-- start EXERCISE DATA --

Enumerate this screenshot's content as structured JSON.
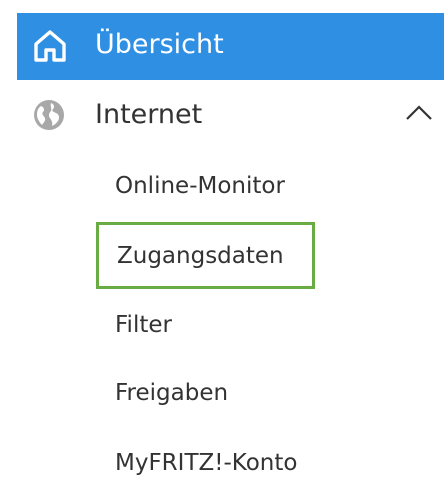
{
  "nav": {
    "home": {
      "label": "Übersicht",
      "icon": "home-icon",
      "active_color": "#2f8fe3"
    },
    "internet": {
      "label": "Internet",
      "icon": "globe-icon",
      "expanded": true,
      "children": [
        {
          "label": "Online-Monitor"
        },
        {
          "label": "Zugangsdaten",
          "selected": true,
          "highlight_color": "#6aac44"
        },
        {
          "label": "Filter"
        },
        {
          "label": "Freigaben"
        },
        {
          "label": "MyFRITZ!-Konto"
        }
      ]
    }
  }
}
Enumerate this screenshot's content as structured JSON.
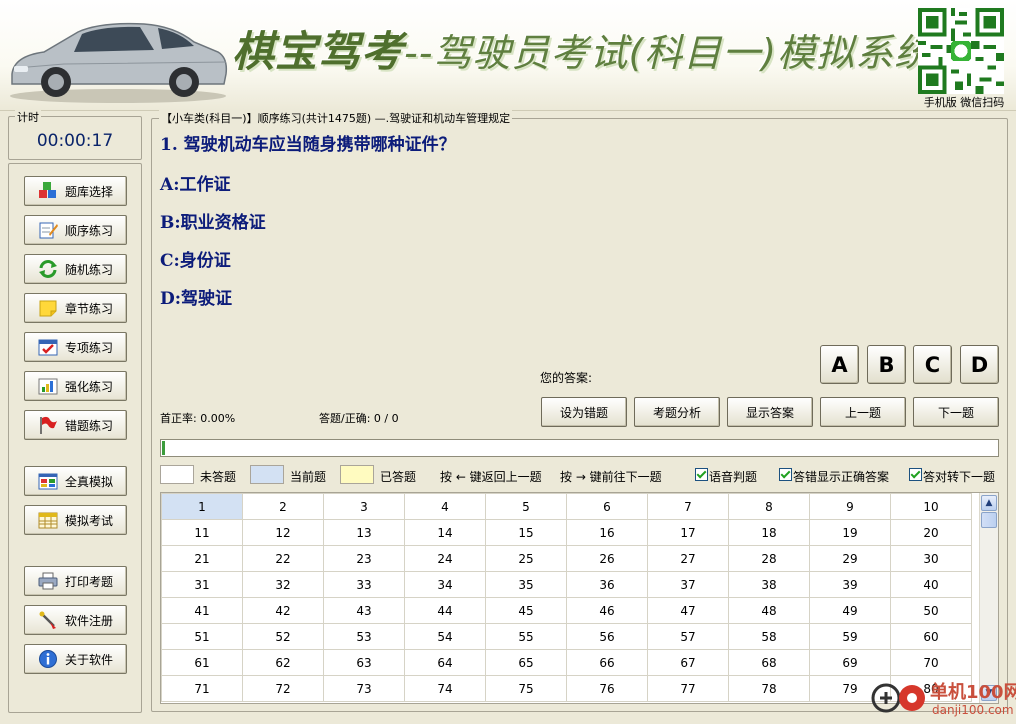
{
  "header": {
    "brand": "棋宝驾考",
    "subtitle": "--驾驶员考试(科目一)模拟系统",
    "qr_caption": "手机版 微信扫码"
  },
  "timer": {
    "label": "计时",
    "value": "00:00:17"
  },
  "nav": {
    "items": [
      {
        "label": "题库选择",
        "icon": "cubes-icon"
      },
      {
        "label": "顺序练习",
        "icon": "notepad-pencil-icon"
      },
      {
        "label": "随机练习",
        "icon": "refresh-arrows-icon"
      },
      {
        "label": "章节练习",
        "icon": "sticky-note-icon"
      },
      {
        "label": "专项练习",
        "icon": "calendar-check-icon"
      },
      {
        "label": "强化练习",
        "icon": "bar-chart-icon"
      },
      {
        "label": "错题练习",
        "icon": "red-flag-icon"
      },
      {
        "label": "全真模拟",
        "icon": "window-grid-icon"
      },
      {
        "label": "模拟考试",
        "icon": "calendar-table-icon"
      },
      {
        "label": "打印考题",
        "icon": "printer-icon"
      },
      {
        "label": "软件注册",
        "icon": "key-wand-icon"
      },
      {
        "label": "关于软件",
        "icon": "info-icon"
      }
    ]
  },
  "breadcrumb": "【小车类(科目一)】顺序练习(共计1475题) —.驾驶证和机动车管理规定",
  "question": {
    "text": "1. 驾驶机动车应当随身携带哪种证件？",
    "options": [
      "A:工作证",
      "B:职业资格证",
      "C:身份证",
      "D:驾驶证"
    ]
  },
  "answer": {
    "label": "您的答案:",
    "buttons": [
      "A",
      "B",
      "C",
      "D"
    ]
  },
  "stats": {
    "rate": "首正率: 0.00%",
    "ratio": "答题/正确: 0 / 0"
  },
  "actions": [
    "设为错题",
    "考题分析",
    "显示答案",
    "上一题",
    "下一题"
  ],
  "progress": 0.003,
  "legend": {
    "unanswered": "未答题",
    "current": "当前题",
    "answered": "已答题",
    "hint_prev": "按 ← 键返回上一题",
    "hint_next": "按 → 键前往下一题",
    "checks": [
      "语音判题",
      "答错显示正确答案",
      "答对转下一题"
    ],
    "colors": {
      "unanswered": "#ffffff",
      "current": "#d3e1f3",
      "answered": "#fffbc0"
    }
  },
  "grid": {
    "current": 1,
    "rows": [
      [
        "1",
        "2",
        "3",
        "4",
        "5",
        "6",
        "7",
        "8",
        "9",
        "10"
      ],
      [
        "11",
        "12",
        "13",
        "14",
        "15",
        "16",
        "17",
        "18",
        "19",
        "20"
      ],
      [
        "21",
        "22",
        "23",
        "24",
        "25",
        "26",
        "27",
        "28",
        "29",
        "30"
      ],
      [
        "31",
        "32",
        "33",
        "34",
        "35",
        "36",
        "37",
        "38",
        "39",
        "40"
      ],
      [
        "41",
        "42",
        "43",
        "44",
        "45",
        "46",
        "47",
        "48",
        "49",
        "50"
      ],
      [
        "51",
        "52",
        "53",
        "54",
        "55",
        "56",
        "57",
        "58",
        "59",
        "60"
      ],
      [
        "61",
        "62",
        "63",
        "64",
        "65",
        "66",
        "67",
        "68",
        "69",
        "70"
      ],
      [
        "71",
        "72",
        "73",
        "74",
        "75",
        "76",
        "77",
        "78",
        "79",
        "80"
      ]
    ]
  },
  "watermark": {
    "top": "单机100网",
    "bottom": "danji100.com"
  }
}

-- end EXERCISE DATA --

--- WHAT TO DO ---
Return every line from the records above that holds the word "current".

--- THE REPLY ---
    "current": "当前题",
      "current": "#d3e1f3",
    "current": 1,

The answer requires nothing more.